Try it: Nothing in the entries should be altered. Write them out in full.

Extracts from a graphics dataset
┌──

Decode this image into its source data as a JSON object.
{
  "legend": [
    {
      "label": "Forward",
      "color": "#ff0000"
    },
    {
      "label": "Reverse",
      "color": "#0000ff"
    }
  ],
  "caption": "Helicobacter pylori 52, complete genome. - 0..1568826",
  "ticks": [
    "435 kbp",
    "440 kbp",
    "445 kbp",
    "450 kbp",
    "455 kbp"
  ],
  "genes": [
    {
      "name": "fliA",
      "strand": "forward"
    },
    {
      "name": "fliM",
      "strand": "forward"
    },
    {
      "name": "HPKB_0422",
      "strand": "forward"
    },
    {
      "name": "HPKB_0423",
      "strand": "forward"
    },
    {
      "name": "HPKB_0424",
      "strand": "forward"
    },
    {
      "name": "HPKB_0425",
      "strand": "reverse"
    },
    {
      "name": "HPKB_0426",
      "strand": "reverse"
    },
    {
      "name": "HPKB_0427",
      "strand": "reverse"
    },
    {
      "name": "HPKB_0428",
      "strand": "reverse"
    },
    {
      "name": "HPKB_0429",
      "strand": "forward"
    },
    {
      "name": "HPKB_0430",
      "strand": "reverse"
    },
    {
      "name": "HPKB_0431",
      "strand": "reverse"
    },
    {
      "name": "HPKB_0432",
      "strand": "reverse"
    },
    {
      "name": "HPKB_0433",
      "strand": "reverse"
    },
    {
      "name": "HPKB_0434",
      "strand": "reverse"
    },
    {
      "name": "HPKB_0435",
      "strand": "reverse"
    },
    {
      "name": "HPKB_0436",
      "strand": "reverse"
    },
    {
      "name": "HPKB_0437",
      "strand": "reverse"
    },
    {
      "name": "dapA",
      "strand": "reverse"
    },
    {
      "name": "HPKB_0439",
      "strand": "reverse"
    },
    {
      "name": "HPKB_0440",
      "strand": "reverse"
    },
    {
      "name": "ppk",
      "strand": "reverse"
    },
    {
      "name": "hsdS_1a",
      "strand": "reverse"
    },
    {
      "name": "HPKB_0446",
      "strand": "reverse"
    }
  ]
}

└──

Reply to the task:
Decode this image into its source data as a JSON object.
{
  "legend": [
    {
      "label": "Forward",
      "color": "#ff0000"
    },
    {
      "label": "Reverse",
      "color": "#0000ff"
    }
  ],
  "caption": "Helicobacter pylori 52, complete genome. - 0..1568826",
  "ticks": [
    "435 kbp",
    "440 kbp",
    "445 kbp",
    "450 kbp",
    "455 kbp"
  ],
  "genes": [
    {
      "name": "fliA",
      "strand": "forward"
    },
    {
      "name": "fliM",
      "strand": "forward"
    },
    {
      "name": "HPKB_0422",
      "strand": "forward"
    },
    {
      "name": "HPKB_0423",
      "strand": "forward"
    },
    {
      "name": "HPKB_0424",
      "strand": "forward"
    },
    {
      "name": "HPKB_0425",
      "strand": "reverse"
    },
    {
      "name": "HPKB_0426",
      "strand": "reverse"
    },
    {
      "name": "HPKB_0427",
      "strand": "reverse"
    },
    {
      "name": "HPKB_0428",
      "strand": "reverse"
    },
    {
      "name": "HPKB_0429",
      "strand": "forward"
    },
    {
      "name": "HPKB_0430",
      "strand": "reverse"
    },
    {
      "name": "HPKB_0431",
      "strand": "reverse"
    },
    {
      "name": "HPKB_0432",
      "strand": "reverse"
    },
    {
      "name": "HPKB_0433",
      "strand": "reverse"
    },
    {
      "name": "HPKB_0434",
      "strand": "reverse"
    },
    {
      "name": "HPKB_0435",
      "strand": "reverse"
    },
    {
      "name": "HPKB_0436",
      "strand": "reverse"
    },
    {
      "name": "HPKB_0437",
      "strand": "reverse"
    },
    {
      "name": "dapA",
      "strand": "reverse"
    },
    {
      "name": "HPKB_0439",
      "strand": "reverse"
    },
    {
      "name": "HPKB_0440",
      "strand": "reverse"
    },
    {
      "name": "ppk",
      "strand": "reverse"
    },
    {
      "name": "hsdS_1a",
      "strand": "reverse"
    },
    {
      "name": "HPKB_0446",
      "strand": "reverse"
    }
  ]
}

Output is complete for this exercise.